Would you return all of this data exactly, leaving nothing out?

== ENTRIES ==

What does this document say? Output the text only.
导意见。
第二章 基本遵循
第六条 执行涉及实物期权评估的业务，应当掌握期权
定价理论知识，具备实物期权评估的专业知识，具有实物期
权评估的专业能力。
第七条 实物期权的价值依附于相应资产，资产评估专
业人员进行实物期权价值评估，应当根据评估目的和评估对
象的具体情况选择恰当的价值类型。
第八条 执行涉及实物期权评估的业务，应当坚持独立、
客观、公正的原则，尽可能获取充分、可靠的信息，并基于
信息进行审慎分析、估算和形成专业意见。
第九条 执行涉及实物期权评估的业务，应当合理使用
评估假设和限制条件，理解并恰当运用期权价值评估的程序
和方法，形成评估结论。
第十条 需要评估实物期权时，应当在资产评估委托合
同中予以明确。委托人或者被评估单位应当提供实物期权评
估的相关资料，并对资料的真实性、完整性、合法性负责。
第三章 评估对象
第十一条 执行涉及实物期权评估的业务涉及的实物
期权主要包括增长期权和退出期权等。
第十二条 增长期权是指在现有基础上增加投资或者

===

- _COMPLETED TASK_:
What does this document say? Output the text only.
导意见。
第二章 基本遵循
第六条 执行涉及实物期权评估的业务，应当掌握期权
定价理论知识，具备实物期权评估的专业知识，具有实物期
权评估的专业能力。
第七条 实物期权的价值依附于相应资产，资产评估专
业人员进行实物期权价值评估，应当根据评估目的和评估对
象的具体情况选择恰当的价值类型。
第八条 执行涉及实物期权评估的业务，应当坚持独立、
客观、公正的原则，尽可能获取充分、可靠的信息，并基于
信息进行审慎分析、估算和形成专业意见。
第九条 执行涉及实物期权评估的业务，应当合理使用
评估假设和限制条件，理解并恰当运用期权价值评估的程序
和方法，形成评估结论。
第十条 需要评估实物期权时，应当在资产评估委托合
同中予以明确。委托人或者被评估单位应当提供实物期权评
估的相关资料，并对资料的真实性、完整性、合法性负责。
第三章 评估对象
第十一条 执行涉及实物期权评估的业务涉及的实物
期权主要包括增长期权和退出期权等。
第十二条 增长期权是指在现有基础上增加投资或者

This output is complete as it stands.